_STATED EXERCISE:_ Print the entries that appear below, exactly as written and without their pictures.
▽
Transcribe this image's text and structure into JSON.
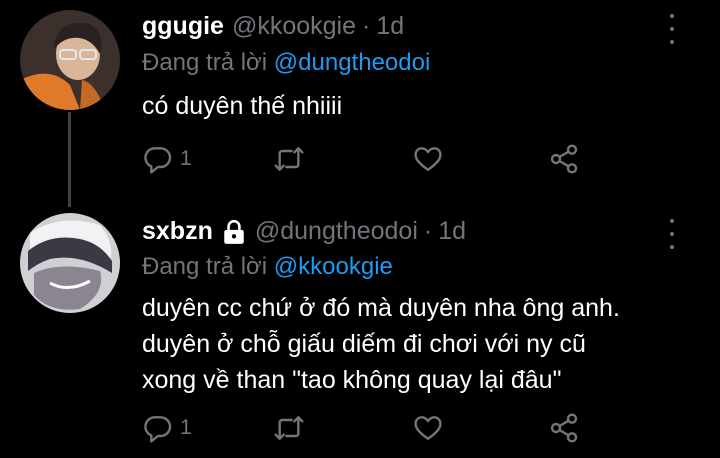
{
  "tweets": [
    {
      "display_name": "ggugie",
      "handle": "@kkookgie",
      "separator": "·",
      "time": "1d",
      "reply_prefix": "Đang trả lời ",
      "reply_mention": "@dungtheodoi",
      "text_lines": [
        "có duyên thế nhiiii"
      ],
      "reply_count": "1",
      "locked": false
    },
    {
      "display_name": "sxbzn",
      "handle": "@dungtheodoi",
      "separator": "·",
      "time": "1d",
      "reply_prefix": "Đang trả lời ",
      "reply_mention": "@kkookgie",
      "text_lines": [
        "duyên cc chứ ở đó mà duyên nha ông anh.",
        "duyên ở chỗ giấu diếm đi chơi với ny cũ",
        "xong về than \"tao không quay lại đâu\""
      ],
      "reply_count": "1",
      "locked": true
    }
  ],
  "colors": {
    "background": "#000000",
    "text": "#ffffff",
    "muted": "#71767b",
    "link": "#1d9bf0"
  },
  "icons": [
    "lock-icon",
    "more-icon",
    "reply-icon",
    "retweet-icon",
    "like-icon",
    "share-icon"
  ]
}
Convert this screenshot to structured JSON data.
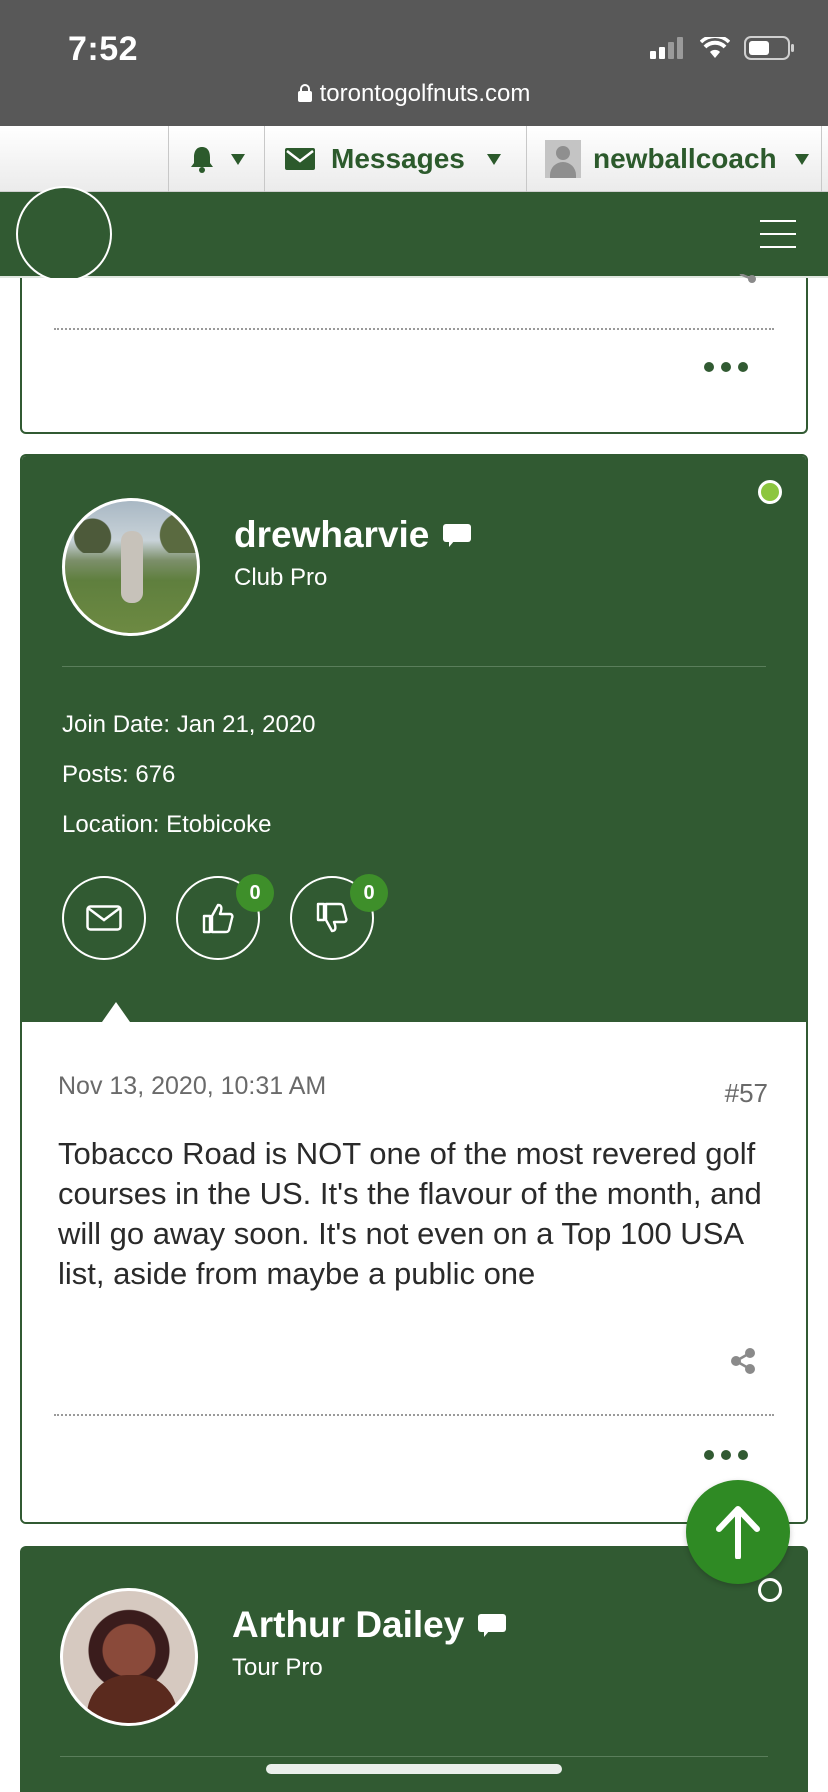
{
  "status_bar": {
    "time": "7:52",
    "url": "torontogolfnuts.com"
  },
  "toolbar": {
    "messages_label": "Messages",
    "username": "newballcoach"
  },
  "post": {
    "author": "drewharvie",
    "rank": "Club Pro",
    "join_date": "Join Date: Jan 21, 2020",
    "posts": "Posts: 676",
    "location": "Location: Etobicoke",
    "likes": "0",
    "dislikes": "0",
    "date": "Nov 13, 2020, 10:31 AM",
    "number": "#57",
    "text": "Tobacco Road is NOT one of the most revered golf courses in the US. It's the flavour of the month, and will go away soon. It's not even on a Top 100 USA list, aside from maybe a public one"
  },
  "next_post": {
    "author": "Arthur Dailey",
    "rank": "Tour Pro"
  },
  "colors": {
    "forum_green": "#315a32",
    "online": "#8cc63f",
    "badge": "#3e8f2a",
    "scroll_top": "#2f8a24"
  }
}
△
_TASK RESPONSE:_
Transcribe this image's text and structure into JSON.
{
  "tweets": [
    {
      "display_name": "ggugie",
      "handle": "@kkookgie",
      "separator": "·",
      "time": "1d",
      "reply_prefix": "Đang trả lời ",
      "reply_mention": "@dungtheodoi",
      "text_lines": [
        "có duyên thế nhiiii"
      ],
      "reply_count": "1",
      "locked": false
    },
    {
      "display_name": "sxbzn",
      "handle": "@dungtheodoi",
      "separator": "·",
      "time": "1d",
      "reply_prefix": "Đang trả lời ",
      "reply_mention": "@kkookgie",
      "text_lines": [
        "duyên cc chứ ở đó mà duyên nha ông anh.",
        "duyên ở chỗ giấu diếm đi chơi với ny cũ",
        "xong về than \"tao không quay lại đâu\""
      ],
      "reply_count": "1",
      "locked": true
    }
  ],
  "colors": {
    "background": "#000000",
    "text": "#ffffff",
    "muted": "#71767b",
    "link": "#1d9bf0"
  },
  "icons": [
    "lock-icon",
    "more-icon",
    "reply-icon",
    "retweet-icon",
    "like-icon",
    "share-icon"
  ]
}
Convert this screenshot to structured JSON data.
{
  "status_bar": {
    "time": "7:52",
    "url": "torontogolfnuts.com"
  },
  "toolbar": {
    "messages_label": "Messages",
    "username": "newballcoach"
  },
  "post": {
    "author": "drewharvie",
    "rank": "Club Pro",
    "join_date": "Join Date: Jan 21, 2020",
    "posts": "Posts: 676",
    "location": "Location: Etobicoke",
    "likes": "0",
    "dislikes": "0",
    "date": "Nov 13, 2020, 10:31 AM",
    "number": "#57",
    "text": "Tobacco Road is NOT one of the most revered golf courses in the US. It's the flavour of the month, and will go away soon. It's not even on a Top 100 USA list, aside from maybe a public one"
  },
  "next_post": {
    "author": "Arthur Dailey",
    "rank": "Tour Pro"
  },
  "colors": {
    "forum_green": "#315a32",
    "online": "#8cc63f",
    "badge": "#3e8f2a",
    "scroll_top": "#2f8a24"
  }
}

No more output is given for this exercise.